Задание 1: Выпишите из отрывка о неурожае в Самарской губернии текст, начиная со слов "Бедствие это уже" и заканчивая словами "спасающие от голода.".
Задание 2: Пожалуйста, повторите без изменений строки записей, начиная со строки, где есть "menu-help[interactable]: Справка —", и заканчивая строкой, где есть "annotation-scale-value[interactable]: 📐0.211601▾ —", включая обе.

Отрывок:
Едва ли есть в России местность, где бы благосостояние или бедствие народа непосредственнее зависело от урожая или неурожая, как в Самарской губернии.
Заработки крестьян заключаются только в земледельческом труде: пахоте, бороньбе, покосах, жнитве, молотьбе и извозе.
В нынешний же год, вследствие трехлетнего неурожая, посевы уменьшились и, уменьшаясь, дошли до половины прежних, и на этой половине ничего не родилось, так что у крестьянина своего хлеба нет и заработков почти нет, а за те какие есть ему платят — прежней цены, как например, за жнитво, которого средняя цена была 10 руб. за десятину, нынешний год платили 1 р. 20 коп., так что крестьянин вырабатывает в день от 7 до 10 коп.
Вот причина, почему в этот третий неурожайный год бедствие народа должно дойти до крайней степени.
Бедствие это уже началось, и без ужаса нельзя видеть народ даже в настоящее время, летом, когда только начинается самый бедственный год и впереди еще 12 месяцев до нового урожая, и когда еще есть кое-где заработки, хотя на время спасающие от голода.

Записанные данные:
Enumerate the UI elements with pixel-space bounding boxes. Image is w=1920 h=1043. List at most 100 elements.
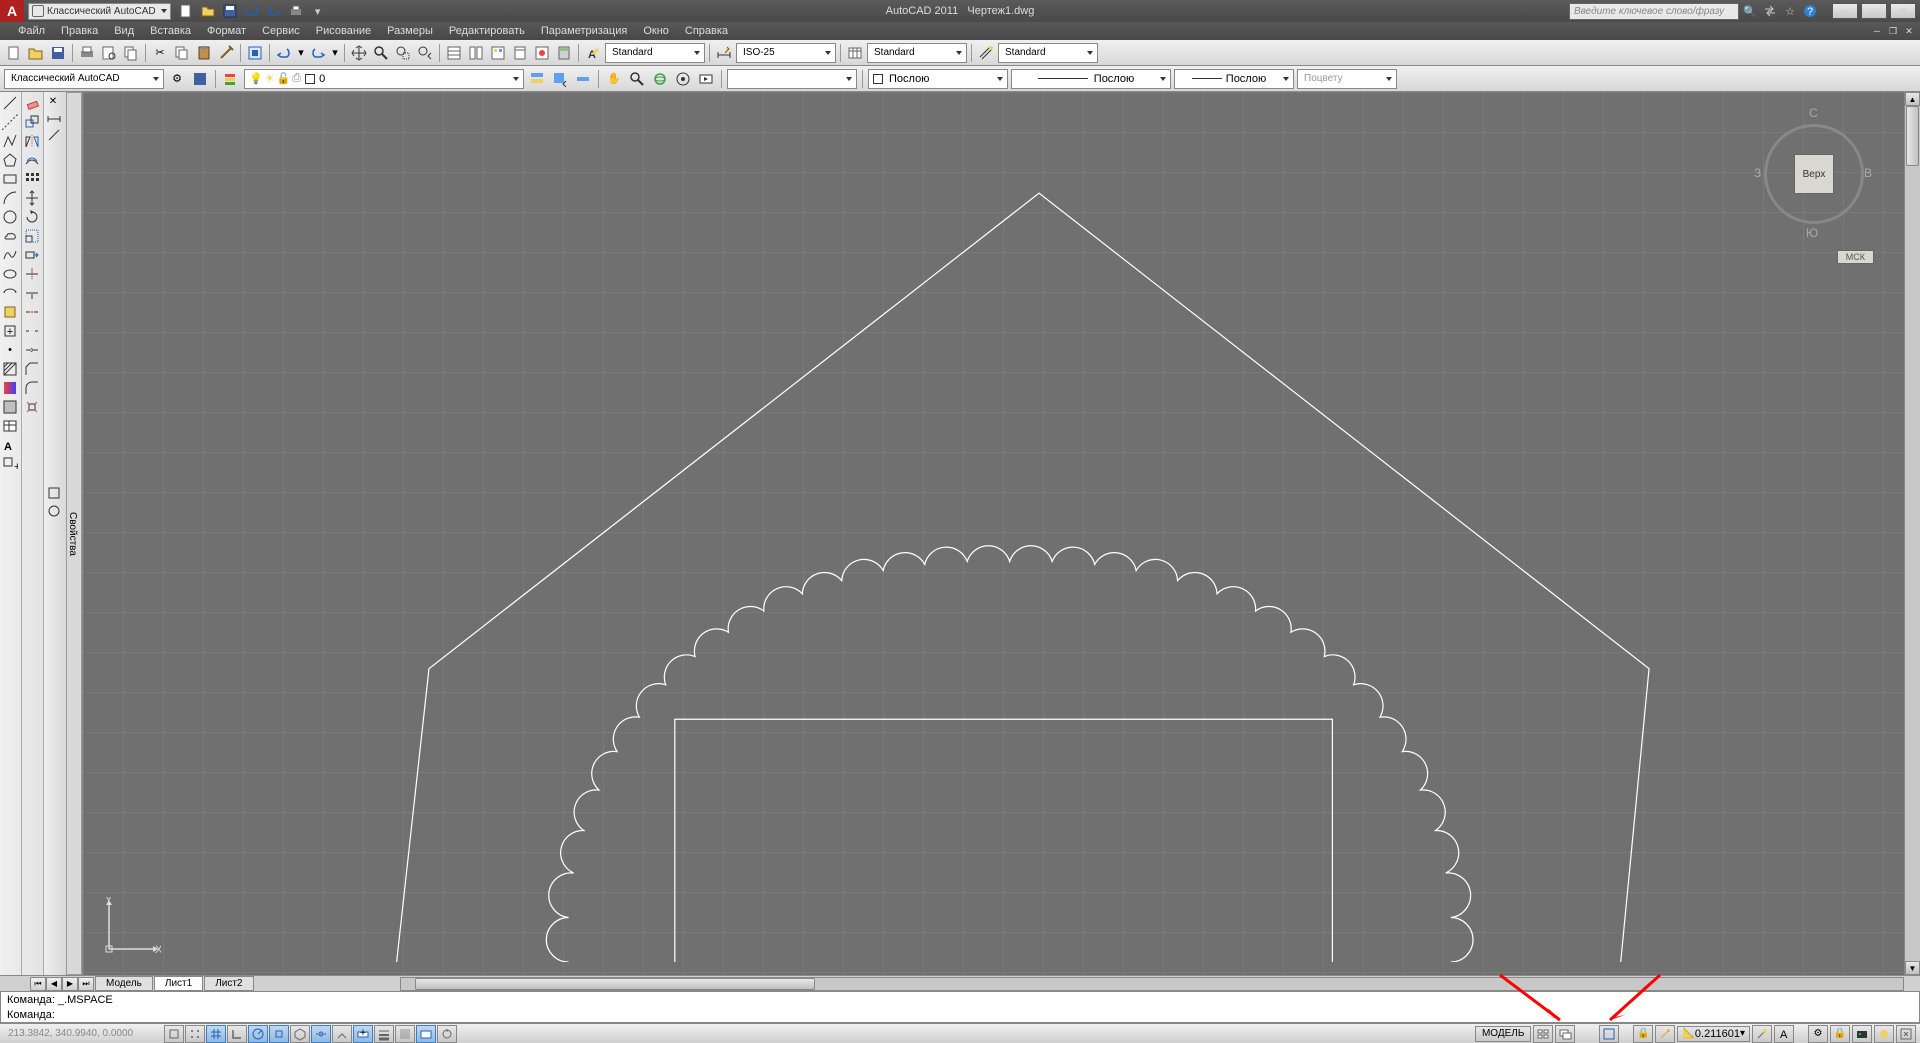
menu-help[interactable]: Справка — [677, 22, 736, 40]
zoom-window-icon[interactable] — [393, 43, 413, 63]
break-at-point-icon[interactable] — [22, 303, 42, 321]
annotation-scale-value[interactable]: 📐0.211601▾ — [1677, 1026, 1750, 1042]
workspace-quick-selector[interactable]: Классический AutoCAD — [28, 3, 171, 20]
steering-wheel-icon[interactable] — [673, 69, 693, 89]
layer-isolate-icon[interactable] — [573, 69, 593, 89]
qat-new-icon[interactable] — [177, 2, 195, 20]
textstyle-icon[interactable]: A — [583, 43, 603, 63]
favorite-icon[interactable]: ☆ — [1781, 2, 1799, 20]
region-icon[interactable] — [0, 398, 20, 416]
block-editor-icon[interactable] — [245, 43, 265, 63]
showmotion-icon[interactable] — [696, 69, 716, 89]
fillet-icon[interactable] — [22, 379, 42, 397]
mlstyle-icon[interactable] — [976, 43, 996, 63]
publish-icon[interactable] — [121, 43, 141, 63]
ellipse-icon[interactable] — [0, 265, 20, 283]
layer-previous-icon[interactable] — [550, 69, 570, 89]
viewcube-top-face[interactable]: Bepx — [1794, 154, 1834, 194]
tab-first-button[interactable]: ⏮ — [30, 977, 46, 991]
gradient-icon[interactable] — [0, 379, 20, 397]
pan-icon[interactable] — [349, 43, 369, 63]
viewcube-south[interactable]: Ю — [1806, 226, 1818, 240]
chamfer-icon[interactable] — [22, 360, 42, 378]
mlstyle-combo[interactable]: Standard — [998, 43, 1098, 63]
rectangle-icon[interactable] — [0, 170, 20, 188]
mtext-icon[interactable]: A — [0, 436, 20, 454]
offset-icon[interactable] — [22, 151, 42, 169]
extra-icon-1[interactable] — [44, 484, 64, 502]
color-combo[interactable]: Послою — [868, 69, 1008, 89]
circle-icon[interactable] — [0, 208, 20, 226]
command-window[interactable]: Команда: _.MSPACE Команда: — [0, 991, 1920, 1023]
qat-dropdown-icon[interactable]: ▾ — [309, 2, 327, 20]
close-button[interactable]: ✕ — [1890, 3, 1916, 19]
layer-states-icon[interactable] — [527, 69, 547, 89]
linetype-combo[interactable]: Послою — [1011, 69, 1171, 89]
save-icon[interactable] — [48, 43, 68, 63]
named-views-combo[interactable] — [727, 69, 857, 89]
insert-block-icon[interactable] — [0, 303, 20, 321]
drawing-canvas[interactable]: X Y Bepx С Ю В З МСК — [83, 92, 1904, 975]
pan-icon-2[interactable]: ✋ — [604, 69, 624, 89]
cut-icon[interactable]: ✂ — [150, 43, 170, 63]
copy-object-icon[interactable] — [22, 113, 42, 131]
viewcube[interactable]: Bepx С Ю В З — [1754, 104, 1874, 244]
menu-file[interactable]: Файл — [10, 22, 53, 40]
zoom-icon-2[interactable] — [627, 69, 647, 89]
move-icon[interactable] — [22, 189, 42, 207]
doc-restore-button[interactable]: ❐ — [1886, 24, 1900, 38]
ellipse-arc-icon[interactable] — [0, 284, 20, 302]
help-icon[interactable]: ? — [1801, 2, 1819, 20]
scroll-h-thumb[interactable] — [415, 978, 815, 990]
copy-icon[interactable] — [172, 43, 192, 63]
search-icon[interactable]: 🔍 — [1741, 2, 1759, 20]
qat-open-icon[interactable] — [199, 2, 217, 20]
properties-icon[interactable] — [444, 43, 464, 63]
viewcube-north[interactable]: С — [1809, 106, 1818, 120]
tab-prev-button[interactable]: ◀ — [46, 977, 62, 991]
spline-icon[interactable] — [0, 246, 20, 264]
menu-draw[interactable]: Рисование — [308, 22, 379, 40]
scroll-v-thumb[interactable] — [1906, 106, 1919, 166]
command-prompt[interactable]: Команда: — [1, 1007, 1919, 1022]
plotstyle-combo[interactable]: Поцвету — [1297, 69, 1397, 89]
coordinates-display[interactable]: 213.3842, 340.9940, 0.0000 — [4, 1028, 164, 1039]
viewcube-ucs-label[interactable]: МСК — [1837, 250, 1874, 264]
join-icon[interactable] — [22, 341, 42, 359]
stretch-icon[interactable] — [22, 246, 42, 264]
scale-icon[interactable] — [22, 227, 42, 245]
scroll-up-button[interactable]: ▲ — [1905, 92, 1920, 106]
menu-window[interactable]: Окно — [635, 22, 677, 40]
tool-palette-icon[interactable] — [488, 43, 508, 63]
hatch-icon[interactable] — [0, 360, 20, 378]
workspace-combo[interactable]: Классический AutoCAD — [4, 69, 164, 89]
zoom-previous-icon[interactable] — [415, 43, 435, 63]
workspace-settings-icon[interactable]: ⚙ — [167, 69, 187, 89]
qat-undo-icon[interactable] — [243, 2, 261, 20]
add-selected-icon[interactable]: + — [0, 455, 20, 473]
model-tab[interactable]: Модель — [95, 976, 153, 991]
dimstyle-combo[interactable]: ISO-25 — [736, 43, 836, 63]
explode-icon[interactable] — [22, 398, 42, 416]
quickcalc-icon[interactable] — [554, 43, 574, 63]
break-icon[interactable] — [22, 322, 42, 340]
dimstyle-icon[interactable] — [714, 43, 734, 63]
scroll-down-button[interactable]: ▼ — [1905, 961, 1920, 975]
layout1-tab[interactable]: Лист1 — [154, 976, 203, 991]
tablestyle-combo[interactable]: Standard — [867, 43, 967, 63]
print-icon[interactable] — [77, 43, 97, 63]
array-icon[interactable] — [22, 170, 42, 188]
paste-icon[interactable] — [194, 43, 214, 63]
line-icon[interactable] — [0, 94, 20, 112]
viewcube-west[interactable]: З — [1754, 166, 1761, 180]
menu-format[interactable]: Формат — [199, 22, 254, 40]
dim-linear-icon[interactable] — [44, 108, 64, 126]
extra-icon-2[interactable] — [44, 502, 64, 520]
table-icon[interactable] — [0, 417, 20, 435]
tablestyle-icon[interactable] — [845, 43, 865, 63]
zoom-realtime-icon[interactable] — [371, 43, 391, 63]
extend-icon[interactable] — [22, 284, 42, 302]
undo-dropdown-icon[interactable]: ▾ — [296, 43, 306, 63]
menu-tools[interactable]: Сервис — [254, 22, 308, 40]
menu-edit[interactable]: Правка — [53, 22, 106, 40]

Ответ 1:
Бедствие это уже началось, и без ужаса нельзя видеть народ даже в настоящее время, летом, когда только начинается самый бедственный год и впереди еще 12 месяцев до нового урожая, и когда еще есть кое-где заработки, хотя на время спасающие от голода.

Ответ 2:
menu-help[interactable]: Справка — [677, 22, 736, 40]
zoom-window-icon[interactable] — [393, 43, 413, 63]
break-at-point-icon[interactable] — [22, 303, 42, 321]
annotation-scale-value[interactable]: 📐0.211601▾ — [1677, 1026, 1750, 1042]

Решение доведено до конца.